● **Material for the task**:
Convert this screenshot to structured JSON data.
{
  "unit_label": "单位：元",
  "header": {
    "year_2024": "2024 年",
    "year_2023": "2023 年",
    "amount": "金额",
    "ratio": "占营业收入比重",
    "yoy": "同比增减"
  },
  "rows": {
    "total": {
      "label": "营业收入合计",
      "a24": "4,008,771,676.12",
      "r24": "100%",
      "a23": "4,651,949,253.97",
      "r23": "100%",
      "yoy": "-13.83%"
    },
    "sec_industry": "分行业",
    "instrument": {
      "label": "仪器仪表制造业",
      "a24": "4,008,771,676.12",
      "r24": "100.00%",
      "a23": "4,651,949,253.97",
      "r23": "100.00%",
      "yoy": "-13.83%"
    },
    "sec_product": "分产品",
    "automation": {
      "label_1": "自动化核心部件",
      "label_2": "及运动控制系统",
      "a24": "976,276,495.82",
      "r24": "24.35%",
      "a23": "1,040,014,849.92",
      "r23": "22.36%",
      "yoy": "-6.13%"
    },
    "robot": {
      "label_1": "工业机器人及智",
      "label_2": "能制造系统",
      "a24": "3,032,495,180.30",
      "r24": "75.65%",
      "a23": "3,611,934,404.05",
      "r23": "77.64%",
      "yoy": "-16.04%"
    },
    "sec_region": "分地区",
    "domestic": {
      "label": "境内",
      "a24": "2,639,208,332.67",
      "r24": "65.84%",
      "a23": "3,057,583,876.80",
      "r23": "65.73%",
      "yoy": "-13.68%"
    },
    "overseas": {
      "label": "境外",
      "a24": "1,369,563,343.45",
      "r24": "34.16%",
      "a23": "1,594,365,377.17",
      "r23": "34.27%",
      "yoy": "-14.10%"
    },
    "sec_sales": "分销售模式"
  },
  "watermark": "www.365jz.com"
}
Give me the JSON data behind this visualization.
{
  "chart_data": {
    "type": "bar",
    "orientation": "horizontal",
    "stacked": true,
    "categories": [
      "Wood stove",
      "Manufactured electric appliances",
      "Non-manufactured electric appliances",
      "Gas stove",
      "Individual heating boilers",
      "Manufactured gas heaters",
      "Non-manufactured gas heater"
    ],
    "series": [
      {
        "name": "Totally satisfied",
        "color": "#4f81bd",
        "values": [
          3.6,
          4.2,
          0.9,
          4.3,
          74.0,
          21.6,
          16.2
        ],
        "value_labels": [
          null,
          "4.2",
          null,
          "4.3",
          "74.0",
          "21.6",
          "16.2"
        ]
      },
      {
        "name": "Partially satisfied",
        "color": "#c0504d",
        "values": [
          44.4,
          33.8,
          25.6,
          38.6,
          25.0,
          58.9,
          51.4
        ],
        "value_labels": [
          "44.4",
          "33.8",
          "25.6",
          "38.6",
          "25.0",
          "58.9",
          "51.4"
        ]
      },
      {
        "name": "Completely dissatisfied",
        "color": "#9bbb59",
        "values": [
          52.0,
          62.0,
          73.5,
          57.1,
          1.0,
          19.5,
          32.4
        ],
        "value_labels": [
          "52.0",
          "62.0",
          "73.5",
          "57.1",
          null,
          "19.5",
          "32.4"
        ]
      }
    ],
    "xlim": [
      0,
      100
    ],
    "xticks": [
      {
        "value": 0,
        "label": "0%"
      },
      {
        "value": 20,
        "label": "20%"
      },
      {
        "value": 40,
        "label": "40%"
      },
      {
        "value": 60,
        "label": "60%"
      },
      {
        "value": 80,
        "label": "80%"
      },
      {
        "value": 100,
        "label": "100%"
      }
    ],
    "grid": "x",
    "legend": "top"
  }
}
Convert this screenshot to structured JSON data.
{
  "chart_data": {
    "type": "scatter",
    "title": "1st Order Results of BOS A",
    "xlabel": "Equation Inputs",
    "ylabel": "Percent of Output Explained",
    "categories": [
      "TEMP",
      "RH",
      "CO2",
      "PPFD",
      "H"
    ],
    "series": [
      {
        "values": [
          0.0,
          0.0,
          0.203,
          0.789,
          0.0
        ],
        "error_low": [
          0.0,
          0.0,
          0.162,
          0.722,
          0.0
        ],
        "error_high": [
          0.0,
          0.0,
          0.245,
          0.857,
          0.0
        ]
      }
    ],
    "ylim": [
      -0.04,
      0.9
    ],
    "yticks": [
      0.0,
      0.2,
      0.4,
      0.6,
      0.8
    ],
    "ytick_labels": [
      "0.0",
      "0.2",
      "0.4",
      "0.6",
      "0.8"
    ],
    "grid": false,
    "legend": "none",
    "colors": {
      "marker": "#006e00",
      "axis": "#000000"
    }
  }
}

● **Task to carry out**: Retype the whole listing above exactly.

● **Solution to this exercise**:
Convert this screenshot to structured JSON data.
{
  "unit_label": "单位：元",
  "header": {
    "year_2024": "2024 年",
    "year_2023": "2023 年",
    "amount": "金额",
    "ratio": "占营业收入比重",
    "yoy": "同比增减"
  },
  "rows": {
    "total": {
      "label": "营业收入合计",
      "a24": "4,008,771,676.12",
      "r24": "100%",
      "a23": "4,651,949,253.97",
      "r23": "100%",
      "yoy": "-13.83%"
    },
    "sec_industry": "分行业",
    "instrument": {
      "label": "仪器仪表制造业",
      "a24": "4,008,771,676.12",
      "r24": "100.00%",
      "a23": "4,651,949,253.97",
      "r23": "100.00%",
      "yoy": "-13.83%"
    },
    "sec_product": "分产品",
    "automation": {
      "label_1": "自动化核心部件",
      "label_2": "及运动控制系统",
      "a24": "976,276,495.82",
      "r24": "24.35%",
      "a23": "1,040,014,849.92",
      "r23": "22.36%",
      "yoy": "-6.13%"
    },
    "robot": {
      "label_1": "工业机器人及智",
      "label_2": "能制造系统",
      "a24": "3,032,495,180.30",
      "r24": "75.65%",
      "a23": "3,611,934,404.05",
      "r23": "77.64%",
      "yoy": "-16.04%"
    },
    "sec_region": "分地区",
    "domestic": {
      "label": "境内",
      "a24": "2,639,208,332.67",
      "r24": "65.84%",
      "a23": "3,057,583,876.80",
      "r23": "65.73%",
      "yoy": "-13.68%"
    },
    "overseas": {
      "label": "境外",
      "a24": "1,369,563,343.45",
      "r24": "34.16%",
      "a23": "1,594,365,377.17",
      "r23": "34.27%",
      "yoy": "-14.10%"
    },
    "sec_sales": "分销售模式"
  },
  "watermark": "www.365jz.com"
}
Give me the JSON data behind this visualization.
{
  "chart_data": {
    "type": "bar",
    "orientation": "horizontal",
    "stacked": true,
    "categories": [
      "Wood stove",
      "Manufactured electric appliances",
      "Non-manufactured electric appliances",
      "Gas stove",
      "Individual heating boilers",
      "Manufactured gas heaters",
      "Non-manufactured gas heater"
    ],
    "series": [
      {
        "name": "Totally satisfied",
        "color": "#4f81bd",
        "values": [
          3.6,
          4.2,
          0.9,
          4.3,
          74.0,
          21.6,
          16.2
        ],
        "value_labels": [
          null,
          "4.2",
          null,
          "4.3",
          "74.0",
          "21.6",
          "16.2"
        ]
      },
      {
        "name": "Partially satisfied",
        "color": "#c0504d",
        "values": [
          44.4,
          33.8,
          25.6,
          38.6,
          25.0,
          58.9,
          51.4
        ],
        "value_labels": [
          "44.4",
          "33.8",
          "25.6",
          "38.6",
          "25.0",
          "58.9",
          "51.4"
        ]
      },
      {
        "name": "Completely dissatisfied",
        "color": "#9bbb59",
        "values": [
          52.0,
          62.0,
          73.5,
          57.1,
          1.0,
          19.5,
          32.4
        ],
        "value_labels": [
          "52.0",
          "62.0",
          "73.5",
          "57.1",
          null,
          "19.5",
          "32.4"
        ]
      }
    ],
    "xlim": [
      0,
      100
    ],
    "xticks": [
      {
        "value": 0,
        "label": "0%"
      },
      {
        "value": 20,
        "label": "20%"
      },
      {
        "value": 40,
        "label": "40%"
      },
      {
        "value": 60,
        "label": "60%"
      },
      {
        "value": 80,
        "label": "80%"
      },
      {
        "value": 100,
        "label": "100%"
      }
    ],
    "grid": "x",
    "legend": "top"
  }
}
Convert this screenshot to structured JSON data.
{
  "chart_data": {
    "type": "scatter",
    "title": "1st Order Results of BOS A",
    "xlabel": "Equation Inputs",
    "ylabel": "Percent of Output Explained",
    "categories": [
      "TEMP",
      "RH",
      "CO2",
      "PPFD",
      "H"
    ],
    "series": [
      {
        "values": [
          0.0,
          0.0,
          0.203,
          0.789,
          0.0
        ],
        "error_low": [
          0.0,
          0.0,
          0.162,
          0.722,
          0.0
        ],
        "error_high": [
          0.0,
          0.0,
          0.245,
          0.857,
          0.0
        ]
      }
    ],
    "ylim": [
      -0.04,
      0.9
    ],
    "yticks": [
      0.0,
      0.2,
      0.4,
      0.6,
      0.8
    ],
    "ytick_labels": [
      "0.0",
      "0.2",
      "0.4",
      "0.6",
      "0.8"
    ],
    "grid": false,
    "legend": "none",
    "colors": {
      "marker": "#006e00",
      "axis": "#000000"
    }
  }
}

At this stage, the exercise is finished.